A delegation from Friends of the Earth International was present at the 7th International Meeting of Agroecology, Sustainable Agriculture and Cooperativism in Cuba, 17-23 November 2019, organized by the National Association of Small Farmers of Cuba (ANAP), member of La Via Campesina. This was the first time representatives from all regions of the federation gathered to discuss Agroecology under the Food Sovereignty program.
The high point of the encounter was the first three days, during which teams of participants visited 37 farms in 17 municipalities across Artemisa, Mayabeque and Havana provinces. The farms belong to six Farming Production Cooperatives (CPA) and 12 Credit and Services Cooperatives (CCS), out of the 3315 that exist within ANAP.
CPAs farm parcels of private land collectively, while CCSs bring together several small-scale producers for better terms in credit, market access and organization. ANAP counts 858 CPA and 2457 CCS as members. In addition, there are 4078 cooperatives incorporated into the Basic Units of Cooperative Production (UBPC), served by the Union of Agricultural Workers (Sindicato de Trabajadores Agropecuarios).
“In Cuba, peasant pride brings culture and identity and peasants are aware of their key role in feeding the country”
– Martha Silva, Madre Tierra/Friends of the Earth Honduras.
These farm visits were a huge learning experience for the whole delegation. We saw many elements of our vision for Food Sovereignty and Agroecology being practiced, including ecological harmony, land reform, putting life before profit and very sophisticated social and political organization.
“So much to learn about Agroecology. This term is not only representing science in Cuba and in Latin America, it is also about policies and politics of food production, marketing, and providing healthy affordable food for people. It was just eye opening for me. The production and distribution model is such that there isn’t competition with transnational corporations”
– Hemantha Withanage, CEJ/Friends of the Earth Sri Lanka.
Inspiring the international delegation
Our delegation was made up of people from Friends of the Earth member groups across our four regions, the international coordinators of the Food Sovereignty program and some members of its Steering Group (from Nigeria, Honduras and Europe).

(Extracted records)
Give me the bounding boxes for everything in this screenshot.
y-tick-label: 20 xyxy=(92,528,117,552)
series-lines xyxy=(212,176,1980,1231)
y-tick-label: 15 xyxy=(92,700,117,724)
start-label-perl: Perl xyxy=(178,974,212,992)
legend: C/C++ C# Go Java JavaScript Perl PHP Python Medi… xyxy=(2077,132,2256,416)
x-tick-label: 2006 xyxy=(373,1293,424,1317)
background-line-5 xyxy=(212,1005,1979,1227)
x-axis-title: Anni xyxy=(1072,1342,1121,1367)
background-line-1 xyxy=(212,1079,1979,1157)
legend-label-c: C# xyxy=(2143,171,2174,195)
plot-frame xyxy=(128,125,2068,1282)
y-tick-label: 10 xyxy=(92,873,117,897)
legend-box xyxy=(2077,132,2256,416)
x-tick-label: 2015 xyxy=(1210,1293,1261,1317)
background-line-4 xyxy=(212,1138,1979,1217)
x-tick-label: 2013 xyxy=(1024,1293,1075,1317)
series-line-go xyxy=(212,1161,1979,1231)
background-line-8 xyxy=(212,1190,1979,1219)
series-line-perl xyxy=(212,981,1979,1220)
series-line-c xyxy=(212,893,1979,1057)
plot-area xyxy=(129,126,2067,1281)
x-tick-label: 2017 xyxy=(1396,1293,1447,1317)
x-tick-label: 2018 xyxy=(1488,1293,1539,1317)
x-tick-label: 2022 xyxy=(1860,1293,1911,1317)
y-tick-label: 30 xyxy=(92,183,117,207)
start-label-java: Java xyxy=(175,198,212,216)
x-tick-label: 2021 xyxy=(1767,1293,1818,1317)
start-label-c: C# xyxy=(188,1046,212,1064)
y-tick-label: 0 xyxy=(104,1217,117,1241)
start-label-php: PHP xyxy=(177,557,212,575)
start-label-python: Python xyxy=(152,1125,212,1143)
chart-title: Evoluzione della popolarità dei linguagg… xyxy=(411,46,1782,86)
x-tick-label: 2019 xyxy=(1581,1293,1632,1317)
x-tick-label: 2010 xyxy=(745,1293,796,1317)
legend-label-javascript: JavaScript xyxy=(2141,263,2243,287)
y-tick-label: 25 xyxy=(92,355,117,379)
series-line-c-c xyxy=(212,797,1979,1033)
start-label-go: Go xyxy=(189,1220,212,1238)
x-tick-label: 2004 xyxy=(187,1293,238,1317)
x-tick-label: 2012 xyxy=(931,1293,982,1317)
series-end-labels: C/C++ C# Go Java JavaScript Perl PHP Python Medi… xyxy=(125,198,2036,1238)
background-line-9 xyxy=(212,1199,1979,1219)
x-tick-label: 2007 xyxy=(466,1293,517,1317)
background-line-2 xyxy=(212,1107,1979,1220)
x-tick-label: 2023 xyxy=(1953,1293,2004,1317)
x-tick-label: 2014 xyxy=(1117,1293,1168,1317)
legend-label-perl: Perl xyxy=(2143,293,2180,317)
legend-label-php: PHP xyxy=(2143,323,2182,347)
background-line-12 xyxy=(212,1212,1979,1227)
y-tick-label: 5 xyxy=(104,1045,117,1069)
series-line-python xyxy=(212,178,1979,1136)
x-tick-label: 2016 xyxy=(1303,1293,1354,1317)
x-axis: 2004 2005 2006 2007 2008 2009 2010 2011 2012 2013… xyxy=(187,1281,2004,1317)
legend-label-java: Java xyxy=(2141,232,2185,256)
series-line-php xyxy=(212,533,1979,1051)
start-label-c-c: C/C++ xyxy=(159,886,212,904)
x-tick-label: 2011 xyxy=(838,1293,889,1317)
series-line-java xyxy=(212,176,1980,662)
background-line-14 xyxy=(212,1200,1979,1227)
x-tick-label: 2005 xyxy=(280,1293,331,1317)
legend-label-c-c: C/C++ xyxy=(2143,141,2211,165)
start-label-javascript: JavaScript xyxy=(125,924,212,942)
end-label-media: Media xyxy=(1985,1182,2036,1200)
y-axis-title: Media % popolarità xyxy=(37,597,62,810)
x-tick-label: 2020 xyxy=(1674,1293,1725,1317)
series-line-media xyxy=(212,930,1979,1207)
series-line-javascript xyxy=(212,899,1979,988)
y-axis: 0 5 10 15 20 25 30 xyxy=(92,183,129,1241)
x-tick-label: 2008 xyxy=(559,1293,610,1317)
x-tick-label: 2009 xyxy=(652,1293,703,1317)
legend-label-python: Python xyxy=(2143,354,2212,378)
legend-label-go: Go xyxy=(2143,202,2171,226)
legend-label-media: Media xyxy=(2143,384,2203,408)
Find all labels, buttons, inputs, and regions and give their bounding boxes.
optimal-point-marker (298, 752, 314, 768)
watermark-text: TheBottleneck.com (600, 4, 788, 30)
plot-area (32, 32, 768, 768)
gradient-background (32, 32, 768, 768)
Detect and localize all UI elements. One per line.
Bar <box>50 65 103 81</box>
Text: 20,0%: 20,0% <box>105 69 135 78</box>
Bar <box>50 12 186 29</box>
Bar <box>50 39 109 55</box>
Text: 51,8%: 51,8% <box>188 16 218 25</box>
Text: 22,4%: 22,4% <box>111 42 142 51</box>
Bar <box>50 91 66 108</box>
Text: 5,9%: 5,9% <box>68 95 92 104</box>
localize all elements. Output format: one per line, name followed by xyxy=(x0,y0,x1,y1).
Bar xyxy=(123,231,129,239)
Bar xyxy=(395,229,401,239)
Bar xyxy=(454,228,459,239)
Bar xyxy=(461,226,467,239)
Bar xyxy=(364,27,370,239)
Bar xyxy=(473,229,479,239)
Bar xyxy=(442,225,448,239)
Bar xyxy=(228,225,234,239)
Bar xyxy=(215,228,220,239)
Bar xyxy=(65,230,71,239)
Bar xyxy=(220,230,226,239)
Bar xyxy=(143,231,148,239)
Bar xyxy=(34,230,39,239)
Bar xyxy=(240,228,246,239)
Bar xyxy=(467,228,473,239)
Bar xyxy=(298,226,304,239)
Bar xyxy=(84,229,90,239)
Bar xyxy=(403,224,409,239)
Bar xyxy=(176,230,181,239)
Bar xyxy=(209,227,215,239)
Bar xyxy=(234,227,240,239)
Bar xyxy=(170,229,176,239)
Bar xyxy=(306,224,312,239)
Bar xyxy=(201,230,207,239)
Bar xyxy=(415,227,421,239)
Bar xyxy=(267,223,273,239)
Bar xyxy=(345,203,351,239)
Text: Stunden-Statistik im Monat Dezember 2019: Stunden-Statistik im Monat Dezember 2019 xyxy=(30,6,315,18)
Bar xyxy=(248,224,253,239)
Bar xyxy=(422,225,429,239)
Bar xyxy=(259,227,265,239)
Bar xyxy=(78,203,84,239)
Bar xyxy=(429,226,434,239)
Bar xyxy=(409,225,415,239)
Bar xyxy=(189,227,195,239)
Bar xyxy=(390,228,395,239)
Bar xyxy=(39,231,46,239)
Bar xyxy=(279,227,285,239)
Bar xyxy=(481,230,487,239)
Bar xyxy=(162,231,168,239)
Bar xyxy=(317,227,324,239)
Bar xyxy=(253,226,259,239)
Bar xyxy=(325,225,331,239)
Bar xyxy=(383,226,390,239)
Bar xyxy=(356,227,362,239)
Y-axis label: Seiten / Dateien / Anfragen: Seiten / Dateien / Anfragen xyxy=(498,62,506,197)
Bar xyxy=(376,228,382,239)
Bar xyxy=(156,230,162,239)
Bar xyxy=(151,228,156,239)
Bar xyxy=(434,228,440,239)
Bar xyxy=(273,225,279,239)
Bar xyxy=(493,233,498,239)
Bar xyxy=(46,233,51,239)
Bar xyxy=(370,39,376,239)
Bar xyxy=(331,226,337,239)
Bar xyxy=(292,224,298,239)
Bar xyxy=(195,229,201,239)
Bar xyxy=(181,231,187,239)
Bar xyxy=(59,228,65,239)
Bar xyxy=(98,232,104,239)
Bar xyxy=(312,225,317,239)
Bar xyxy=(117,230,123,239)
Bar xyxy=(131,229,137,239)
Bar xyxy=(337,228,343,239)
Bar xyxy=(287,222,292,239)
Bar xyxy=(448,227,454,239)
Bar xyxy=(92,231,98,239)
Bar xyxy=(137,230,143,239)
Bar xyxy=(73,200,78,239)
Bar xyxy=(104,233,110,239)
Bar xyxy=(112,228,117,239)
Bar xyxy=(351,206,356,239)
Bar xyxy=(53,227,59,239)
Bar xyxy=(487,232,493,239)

Exercise task 1: In the report on the agroecology meeting in Cuba, how many farms did the participant teams visit during the first three days?
Exercise task 2: Decide whether each statement agrees with the report on the agroecology meeting in Cuba: (a) The meeting was organized by the National Association of Small Farmers of Cuba. (b) CPAs bring together several small-scale producers for better terms in credit and market access. (c) ANAP counts 858 CPA and 2457 CCS as members.
Exercise task 3: Pick up the report on the agroecology meeting in Cuba after its final sentence and keep writing it.

Exercise result 1: 37 farms, in 17 municipalities across Artemisa, Mayabeque and Havana provinces.

Exercise result 2:
(a) Yes: "organized by the National Association of Small Farmers of Cuba (ANAP), member of La Via Campesina."
(b) No: "CPAs farm parcels of private land collectively, while CCSs bring together several small-scale producers for better terms in credit, market access and organization."
(c) Yes: "ANAP counts 858 CPA and 2457 CCS as members."

Exercise result 3:
On behalf of Friends of the Earth Latin America and the Caribbean (ATALC) there were representatives from Sobrevivencia (Friends of the Earth Paraguay), Madre Tierra (Honduras) and CESTA (El Salvador). Jordens Vänner (Friends of the Earth Sweden) represented the European region. From Friends of the Earth Asia-Pacific came: BELA (Bangladesh), WALHI (Indonesia) and CEJ (Sri Lanka). On behalf of Friends of the Earth Africa there were representatives from ERA (Nigeria) and JA! (Mozambique).
The 7th Meeting took place in Güira de Melena, Artemisa province, from 17-23 November. 200 delegates from 31 countries participated, including members of peasant and environmental organizations, several of them from La Via Campesina. They attended panels and conferences on environmental, social and economic sustainability in agroecological farms; experiences in the promotion of Agroecology across the world; and actions by the Cuban government to comply with the 2030 sustainable development agenda, with special emphasis on climate change mitigation and the effects of the economic blockade on Cuban agriculture.
Some of the 37 farms we visited have 100 % agroecological certification, while others are applying for the certification but already implement agroecological practices in most of their production. Others are starting to make the change. Most of the farms are family farms: the harvested crops are used for self-sufficiency and sold to the cooperative to which they belong. Peasants produce 65% of the food consumed in Cuba.
Friends of the Earth International’s delegation felt that these visits were an inspiring experience, which reaffirms the role of Agroecology as a systemic solution to achieving Food Sovereignty.
Public policies to promote Agroecology
One of the keys to making the transition towards Agroecology is State support, through the design of a huge number and variety of public policies that operate at different governmental levels (national, provincial and municipal). These include:
- Direct state purchase of farm produce, according to agreements signed at the start of each cycle;
- Promoting cooperativism;
- Simple processes for distributing State land to peasants who want to produce healthy food for the Cuban people;
- Political formation and technical training, with facilitators and promoters who develop peasant-to-peasant learning methodology;
- Credit and insurance programs for production;
- Research and development programs with direct participation by peasants;
- Development, production and sale of inputs;
- Bank accounts;
- Transport and storage;
- Inclusion of youth and women in farming, with participatory appraisals to assess their participation and ensure equal opportunities.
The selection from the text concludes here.